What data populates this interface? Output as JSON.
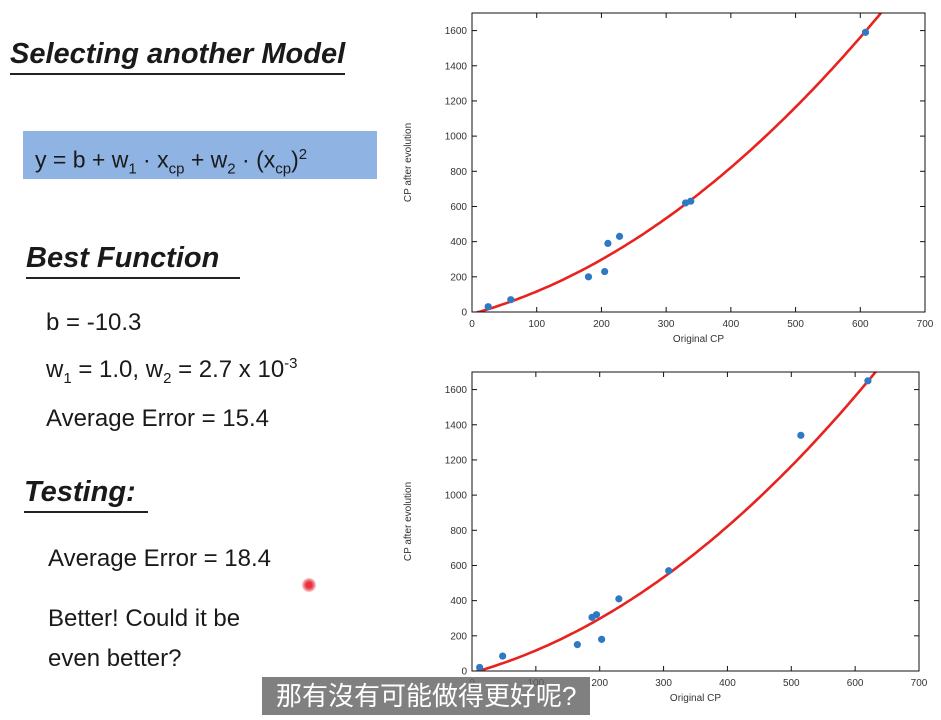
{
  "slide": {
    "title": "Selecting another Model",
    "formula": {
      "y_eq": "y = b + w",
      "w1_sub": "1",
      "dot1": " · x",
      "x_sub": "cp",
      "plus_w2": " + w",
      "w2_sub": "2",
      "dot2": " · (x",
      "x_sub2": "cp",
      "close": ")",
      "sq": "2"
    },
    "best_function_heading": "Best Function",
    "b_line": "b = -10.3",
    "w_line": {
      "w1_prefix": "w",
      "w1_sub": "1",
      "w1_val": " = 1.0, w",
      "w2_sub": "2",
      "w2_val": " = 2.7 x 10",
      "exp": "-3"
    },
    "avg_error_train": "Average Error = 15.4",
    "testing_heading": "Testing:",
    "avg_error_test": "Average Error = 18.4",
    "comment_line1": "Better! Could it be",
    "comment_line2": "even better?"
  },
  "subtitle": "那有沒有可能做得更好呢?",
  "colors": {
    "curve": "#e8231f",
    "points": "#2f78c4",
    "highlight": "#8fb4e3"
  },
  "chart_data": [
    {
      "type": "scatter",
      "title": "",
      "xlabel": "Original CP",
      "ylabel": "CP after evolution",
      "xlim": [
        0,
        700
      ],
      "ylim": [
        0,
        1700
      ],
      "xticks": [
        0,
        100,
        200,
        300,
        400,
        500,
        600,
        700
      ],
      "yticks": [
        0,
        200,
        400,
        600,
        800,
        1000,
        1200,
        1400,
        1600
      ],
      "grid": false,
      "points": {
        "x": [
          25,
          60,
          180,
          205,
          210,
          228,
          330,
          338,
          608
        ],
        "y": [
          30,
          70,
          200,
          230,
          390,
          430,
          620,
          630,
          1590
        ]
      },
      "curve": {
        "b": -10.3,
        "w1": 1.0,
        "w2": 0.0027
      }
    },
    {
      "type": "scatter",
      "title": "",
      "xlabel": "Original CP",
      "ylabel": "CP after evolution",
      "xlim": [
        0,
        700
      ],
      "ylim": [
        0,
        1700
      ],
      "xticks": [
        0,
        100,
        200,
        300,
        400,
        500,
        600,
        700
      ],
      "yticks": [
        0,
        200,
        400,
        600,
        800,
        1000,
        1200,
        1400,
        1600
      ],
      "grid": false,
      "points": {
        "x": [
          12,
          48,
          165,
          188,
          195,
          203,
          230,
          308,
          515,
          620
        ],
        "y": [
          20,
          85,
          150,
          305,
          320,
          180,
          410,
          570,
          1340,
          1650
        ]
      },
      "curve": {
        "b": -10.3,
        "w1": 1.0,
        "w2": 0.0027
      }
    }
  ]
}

━━━

■ Stated exercise: All of the material above should be reproduced exactly, except the pictures.

■ Task answer:
What data populates this interface? Output as JSON.
{
  "slide": {
    "title": "Selecting another Model",
    "formula": {
      "y_eq": "y = b + w",
      "w1_sub": "1",
      "dot1": " · x",
      "x_sub": "cp",
      "plus_w2": " + w",
      "w2_sub": "2",
      "dot2": " · (x",
      "x_sub2": "cp",
      "close": ")",
      "sq": "2"
    },
    "best_function_heading": "Best Function",
    "b_line": "b = -10.3",
    "w_line": {
      "w1_prefix": "w",
      "w1_sub": "1",
      "w1_val": " = 1.0, w",
      "w2_sub": "2",
      "w2_val": " = 2.7 x 10",
      "exp": "-3"
    },
    "avg_error_train": "Average Error = 15.4",
    "testing_heading": "Testing:",
    "avg_error_test": "Average Error = 18.4",
    "comment_line1": "Better! Could it be",
    "comment_line2": "even better?"
  },
  "subtitle": "那有沒有可能做得更好呢?",
  "colors": {
    "curve": "#e8231f",
    "points": "#2f78c4",
    "highlight": "#8fb4e3"
  },
  "chart_data": [
    {
      "type": "scatter",
      "title": "",
      "xlabel": "Original CP",
      "ylabel": "CP after evolution",
      "xlim": [
        0,
        700
      ],
      "ylim": [
        0,
        1700
      ],
      "xticks": [
        0,
        100,
        200,
        300,
        400,
        500,
        600,
        700
      ],
      "yticks": [
        0,
        200,
        400,
        600,
        800,
        1000,
        1200,
        1400,
        1600
      ],
      "grid": false,
      "points": {
        "x": [
          25,
          60,
          180,
          205,
          210,
          228,
          330,
          338,
          608
        ],
        "y": [
          30,
          70,
          200,
          230,
          390,
          430,
          620,
          630,
          1590
        ]
      },
      "curve": {
        "b": -10.3,
        "w1": 1.0,
        "w2": 0.0027
      }
    },
    {
      "type": "scatter",
      "title": "",
      "xlabel": "Original CP",
      "ylabel": "CP after evolution",
      "xlim": [
        0,
        700
      ],
      "ylim": [
        0,
        1700
      ],
      "xticks": [
        0,
        100,
        200,
        300,
        400,
        500,
        600,
        700
      ],
      "yticks": [
        0,
        200,
        400,
        600,
        800,
        1000,
        1200,
        1400,
        1600
      ],
      "grid": false,
      "points": {
        "x": [
          12,
          48,
          165,
          188,
          195,
          203,
          230,
          308,
          515,
          620
        ],
        "y": [
          20,
          85,
          150,
          305,
          320,
          180,
          410,
          570,
          1340,
          1650
        ]
      },
      "curve": {
        "b": -10.3,
        "w1": 1.0,
        "w2": 0.0027
      }
    }
  ]
}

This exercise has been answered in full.